* **Material for the task**:
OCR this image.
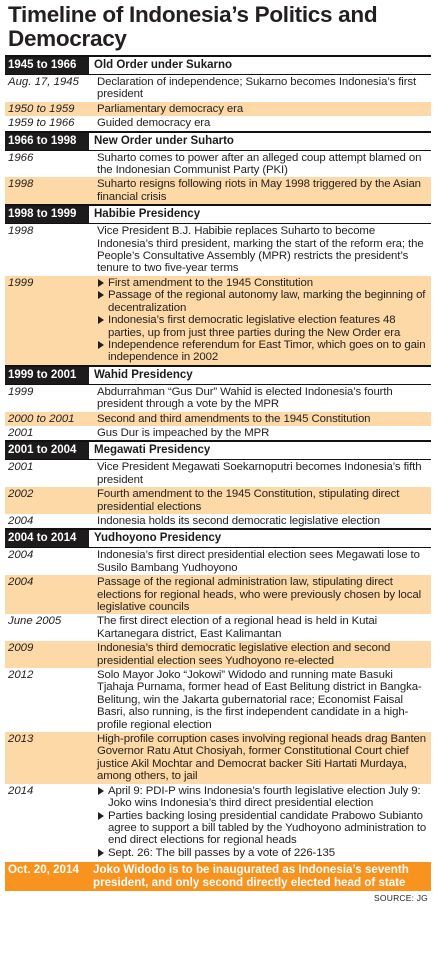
Timeline of Indonesia’s Politics and
Democracy
1945 to 1966	Old Order under Sukarno
Aug. 17, 1945	Declaration of independence; Sukarno becomes Indonesia’s first president
1950 to 1959	Parliamentary democracy era
1959 to 1966	Guided democracy era
1966 to 1998	New Order under Suharto
1966	Suharto comes to power after an alleged coup attempt blamed on the Indonesian Communist Party (PKI)
1998	Suharto resigns following riots in May 1998 triggered by the Asian financial crisis
1998 to 1999	Habibie Presidency
1998	Vice President B.J. Habibie replaces Suharto to become Indonesia’s third president, marking the start of the reform era; the People’s Consultative Assembly (MPR) restricts the president’s tenure to two five-year terms
1999	First amendment to the 1945 Constitution
Passage of the regional autonomy law, marking the beginning of decentralization
Indonesia’s first democratic legislative election features 48 parties, up from just three parties during the New Order era
Independence referendum for East Timor, which goes on to gain independence in 2002
1999 to 2001	Wahid Presidency
1999	Abdurrahman “Gus Dur” Wahid is elected Indonesia’s fourth president through a vote by the MPR
2000 to 2001	Second and third amendments to the 1945 Constitution
2001	Gus Dur is impeached by the MPR
2001 to 2004	Megawati Presidency
2001	Vice President Megawati Soekarnoputri becomes Indonesia’s fifth president
2002	Fourth amendment to the 1945 Constitution, stipulating direct presidential elections
2004	Indonesia holds its second democratic legislative election
2004 to 2014	Yudhoyono Presidency
2004	Indonesia’s first direct presidential election sees Megawati lose to Susilo Bambang Yudhoyono
2004	Passage of the regional administration law, stipulating direct elections for regional heads, who were previously chosen by local legislative councils
June 2005	The first direct election of a regional head is held in Kutai Kartanegara district, East Kalimantan
2009	Indonesia’s third democratic legislative election and second presidential election sees Yudhoyono re-elected
2012	Solo Mayor Joko “Jokowi” Widodo and running mate Basuki Tjahaja Purnama, former head of East Belitung district in Bangka-Belitung, win the Jakarta gubernatorial race; Economist Faisal Basri, also running, is the first independent candidate in a high-profile regional election
2013	High-profile corruption cases involving regional heads drag Banten Governor Ratu Atut Chosiyah, former Constitutional Court chief justice Akil Mochtar and Democrat backer Siti Hartati Murdaya, among others, to jail
2014	April 9: PDI-P wins Indonesia’s fourth legislative election July 9: Joko wins Indonesia’s third direct presidential election
Parties backing losing presidential candidate Prabowo Subianto agree to support a bill tabled by the Yudhoyono administration to end direct elections for regional heads
Sept. 26: The bill passes by a vote of 226-135
Oct. 20, 2014	Joko Widodo is to be inaugurated as Indonesia’s seventh president, and only second directly elected head of state
SOURCE: JG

* **What you need to do**: Across the material above, count every line holding "Order" and write down only the number.

* **Problem solution**: 3